==== Data records ====

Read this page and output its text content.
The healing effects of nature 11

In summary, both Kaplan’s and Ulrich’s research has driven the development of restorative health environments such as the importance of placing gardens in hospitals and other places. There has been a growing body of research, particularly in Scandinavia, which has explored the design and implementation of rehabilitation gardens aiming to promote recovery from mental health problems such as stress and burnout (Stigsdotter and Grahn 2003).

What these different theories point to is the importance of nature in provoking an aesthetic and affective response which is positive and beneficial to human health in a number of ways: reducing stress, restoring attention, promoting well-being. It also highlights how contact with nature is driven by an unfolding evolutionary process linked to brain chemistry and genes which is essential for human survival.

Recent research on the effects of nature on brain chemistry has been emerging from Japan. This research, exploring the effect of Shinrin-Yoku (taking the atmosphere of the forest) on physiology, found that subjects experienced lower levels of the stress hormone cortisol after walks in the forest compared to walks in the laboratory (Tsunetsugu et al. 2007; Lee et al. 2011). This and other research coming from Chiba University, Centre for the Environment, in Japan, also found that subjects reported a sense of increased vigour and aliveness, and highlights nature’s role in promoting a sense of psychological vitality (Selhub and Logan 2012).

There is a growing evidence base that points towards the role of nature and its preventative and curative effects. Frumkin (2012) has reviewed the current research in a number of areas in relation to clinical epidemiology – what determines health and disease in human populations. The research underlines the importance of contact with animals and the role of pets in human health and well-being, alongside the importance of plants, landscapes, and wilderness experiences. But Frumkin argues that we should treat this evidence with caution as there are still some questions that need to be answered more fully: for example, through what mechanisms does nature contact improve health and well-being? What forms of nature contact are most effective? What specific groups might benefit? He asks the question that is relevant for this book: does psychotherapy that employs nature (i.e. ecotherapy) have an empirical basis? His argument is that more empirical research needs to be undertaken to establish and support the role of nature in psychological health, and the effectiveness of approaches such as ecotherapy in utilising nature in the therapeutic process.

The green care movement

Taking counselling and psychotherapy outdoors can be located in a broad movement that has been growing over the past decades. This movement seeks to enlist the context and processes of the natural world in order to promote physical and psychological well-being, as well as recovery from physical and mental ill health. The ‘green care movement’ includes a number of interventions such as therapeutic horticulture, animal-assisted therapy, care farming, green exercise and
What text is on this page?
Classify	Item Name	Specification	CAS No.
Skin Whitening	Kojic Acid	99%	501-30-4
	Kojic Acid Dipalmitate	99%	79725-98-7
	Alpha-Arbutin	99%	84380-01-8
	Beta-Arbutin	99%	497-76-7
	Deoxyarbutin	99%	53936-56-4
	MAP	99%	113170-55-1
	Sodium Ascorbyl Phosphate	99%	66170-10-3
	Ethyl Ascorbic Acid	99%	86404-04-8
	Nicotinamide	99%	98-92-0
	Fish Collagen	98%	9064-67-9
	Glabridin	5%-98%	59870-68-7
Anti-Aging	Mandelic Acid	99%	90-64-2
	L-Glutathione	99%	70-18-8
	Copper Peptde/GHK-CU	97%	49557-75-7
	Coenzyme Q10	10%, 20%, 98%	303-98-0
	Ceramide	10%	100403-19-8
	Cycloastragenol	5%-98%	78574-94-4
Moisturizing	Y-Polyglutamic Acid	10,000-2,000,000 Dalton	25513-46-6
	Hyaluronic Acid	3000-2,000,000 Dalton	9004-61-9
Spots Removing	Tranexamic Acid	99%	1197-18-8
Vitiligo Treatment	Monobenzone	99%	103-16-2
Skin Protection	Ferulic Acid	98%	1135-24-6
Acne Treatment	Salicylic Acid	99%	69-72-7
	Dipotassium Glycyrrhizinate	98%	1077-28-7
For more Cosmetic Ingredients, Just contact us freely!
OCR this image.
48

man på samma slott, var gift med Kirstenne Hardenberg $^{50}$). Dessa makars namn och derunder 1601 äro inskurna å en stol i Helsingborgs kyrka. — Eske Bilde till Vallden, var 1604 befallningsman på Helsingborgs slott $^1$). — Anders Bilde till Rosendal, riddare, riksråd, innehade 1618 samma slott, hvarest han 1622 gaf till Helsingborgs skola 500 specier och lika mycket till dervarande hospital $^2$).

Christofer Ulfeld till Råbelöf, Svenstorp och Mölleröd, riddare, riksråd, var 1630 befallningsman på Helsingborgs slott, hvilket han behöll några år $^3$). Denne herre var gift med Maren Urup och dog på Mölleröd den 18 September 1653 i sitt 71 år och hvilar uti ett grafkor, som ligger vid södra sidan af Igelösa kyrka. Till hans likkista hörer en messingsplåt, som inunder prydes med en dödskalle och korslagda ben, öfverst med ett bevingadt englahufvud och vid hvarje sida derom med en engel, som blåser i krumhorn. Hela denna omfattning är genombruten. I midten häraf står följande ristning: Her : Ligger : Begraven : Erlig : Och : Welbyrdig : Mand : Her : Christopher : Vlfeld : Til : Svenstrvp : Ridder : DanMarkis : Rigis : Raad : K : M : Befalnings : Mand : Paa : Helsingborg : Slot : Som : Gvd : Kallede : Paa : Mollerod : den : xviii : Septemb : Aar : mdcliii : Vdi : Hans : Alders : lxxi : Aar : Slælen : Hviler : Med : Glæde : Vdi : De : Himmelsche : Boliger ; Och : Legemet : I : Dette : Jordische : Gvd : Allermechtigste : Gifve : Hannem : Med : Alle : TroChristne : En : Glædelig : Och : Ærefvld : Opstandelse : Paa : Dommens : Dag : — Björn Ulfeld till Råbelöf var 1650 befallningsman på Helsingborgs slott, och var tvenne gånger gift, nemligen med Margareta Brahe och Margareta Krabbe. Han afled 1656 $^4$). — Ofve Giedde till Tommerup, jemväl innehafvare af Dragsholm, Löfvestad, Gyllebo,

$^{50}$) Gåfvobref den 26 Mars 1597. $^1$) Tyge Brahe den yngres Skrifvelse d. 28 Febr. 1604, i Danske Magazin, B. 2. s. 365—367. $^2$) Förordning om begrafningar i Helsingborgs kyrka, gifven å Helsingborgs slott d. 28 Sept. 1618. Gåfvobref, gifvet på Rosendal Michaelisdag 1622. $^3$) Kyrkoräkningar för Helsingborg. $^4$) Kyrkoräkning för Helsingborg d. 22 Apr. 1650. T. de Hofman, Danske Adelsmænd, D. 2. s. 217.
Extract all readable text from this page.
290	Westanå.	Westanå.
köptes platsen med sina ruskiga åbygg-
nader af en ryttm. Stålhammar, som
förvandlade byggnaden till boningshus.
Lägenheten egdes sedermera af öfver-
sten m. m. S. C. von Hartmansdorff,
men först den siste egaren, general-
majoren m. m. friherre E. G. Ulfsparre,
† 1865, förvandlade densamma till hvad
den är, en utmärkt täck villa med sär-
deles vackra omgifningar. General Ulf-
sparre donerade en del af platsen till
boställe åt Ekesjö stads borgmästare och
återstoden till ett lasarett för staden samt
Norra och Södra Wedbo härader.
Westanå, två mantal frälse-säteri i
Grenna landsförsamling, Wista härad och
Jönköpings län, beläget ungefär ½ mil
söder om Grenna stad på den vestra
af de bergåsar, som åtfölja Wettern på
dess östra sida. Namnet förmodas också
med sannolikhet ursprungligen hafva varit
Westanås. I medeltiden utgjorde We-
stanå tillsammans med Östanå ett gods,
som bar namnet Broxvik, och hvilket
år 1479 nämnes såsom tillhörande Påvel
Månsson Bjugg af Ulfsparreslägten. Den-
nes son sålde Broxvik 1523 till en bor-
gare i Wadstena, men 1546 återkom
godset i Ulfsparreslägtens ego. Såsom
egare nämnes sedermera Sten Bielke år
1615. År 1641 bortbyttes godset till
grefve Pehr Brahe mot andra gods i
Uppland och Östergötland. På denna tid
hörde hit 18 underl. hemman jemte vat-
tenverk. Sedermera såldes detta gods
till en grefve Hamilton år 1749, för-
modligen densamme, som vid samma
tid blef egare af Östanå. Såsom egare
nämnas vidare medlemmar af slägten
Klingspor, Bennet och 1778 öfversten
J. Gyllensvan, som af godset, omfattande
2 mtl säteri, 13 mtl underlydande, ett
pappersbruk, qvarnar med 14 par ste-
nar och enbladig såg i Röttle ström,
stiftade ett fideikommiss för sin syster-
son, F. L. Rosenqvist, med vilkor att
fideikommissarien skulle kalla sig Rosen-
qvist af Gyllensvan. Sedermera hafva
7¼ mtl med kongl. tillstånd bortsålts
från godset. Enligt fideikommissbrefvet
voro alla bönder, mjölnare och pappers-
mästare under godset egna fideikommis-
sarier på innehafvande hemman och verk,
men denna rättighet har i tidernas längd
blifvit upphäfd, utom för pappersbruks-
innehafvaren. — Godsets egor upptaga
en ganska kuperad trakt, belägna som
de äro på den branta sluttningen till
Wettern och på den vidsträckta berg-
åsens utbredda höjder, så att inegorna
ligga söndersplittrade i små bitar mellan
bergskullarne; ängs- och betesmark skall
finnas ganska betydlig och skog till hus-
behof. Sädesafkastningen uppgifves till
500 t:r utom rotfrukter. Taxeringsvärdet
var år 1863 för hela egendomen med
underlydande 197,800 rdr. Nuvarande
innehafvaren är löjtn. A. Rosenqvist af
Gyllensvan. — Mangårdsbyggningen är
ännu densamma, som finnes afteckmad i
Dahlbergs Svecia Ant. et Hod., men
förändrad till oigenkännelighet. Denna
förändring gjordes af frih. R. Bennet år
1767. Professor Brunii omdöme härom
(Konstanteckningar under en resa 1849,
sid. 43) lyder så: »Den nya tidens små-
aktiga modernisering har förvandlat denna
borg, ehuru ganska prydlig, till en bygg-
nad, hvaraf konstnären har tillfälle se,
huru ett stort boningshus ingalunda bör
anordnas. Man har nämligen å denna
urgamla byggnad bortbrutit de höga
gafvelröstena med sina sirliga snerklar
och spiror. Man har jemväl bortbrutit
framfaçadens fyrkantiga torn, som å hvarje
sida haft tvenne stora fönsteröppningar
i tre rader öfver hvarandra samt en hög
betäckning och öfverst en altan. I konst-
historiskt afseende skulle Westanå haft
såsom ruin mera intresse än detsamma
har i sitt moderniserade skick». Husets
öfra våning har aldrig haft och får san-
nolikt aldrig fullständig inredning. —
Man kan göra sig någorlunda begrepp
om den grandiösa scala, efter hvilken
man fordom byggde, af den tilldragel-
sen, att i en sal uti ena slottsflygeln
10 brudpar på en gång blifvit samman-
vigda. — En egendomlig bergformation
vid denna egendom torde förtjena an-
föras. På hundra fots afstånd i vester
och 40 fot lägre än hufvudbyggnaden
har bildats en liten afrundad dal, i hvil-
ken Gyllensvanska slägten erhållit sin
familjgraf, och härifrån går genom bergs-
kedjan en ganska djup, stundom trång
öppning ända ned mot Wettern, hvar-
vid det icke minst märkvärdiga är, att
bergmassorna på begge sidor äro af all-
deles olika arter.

====

▸ Exercise details:
Read through the data above. Report each line that has the word "Grenna".

▸ Expected answer:
Grenna landsförsamling, Wista härad och
söder om Grenna stad på den vestra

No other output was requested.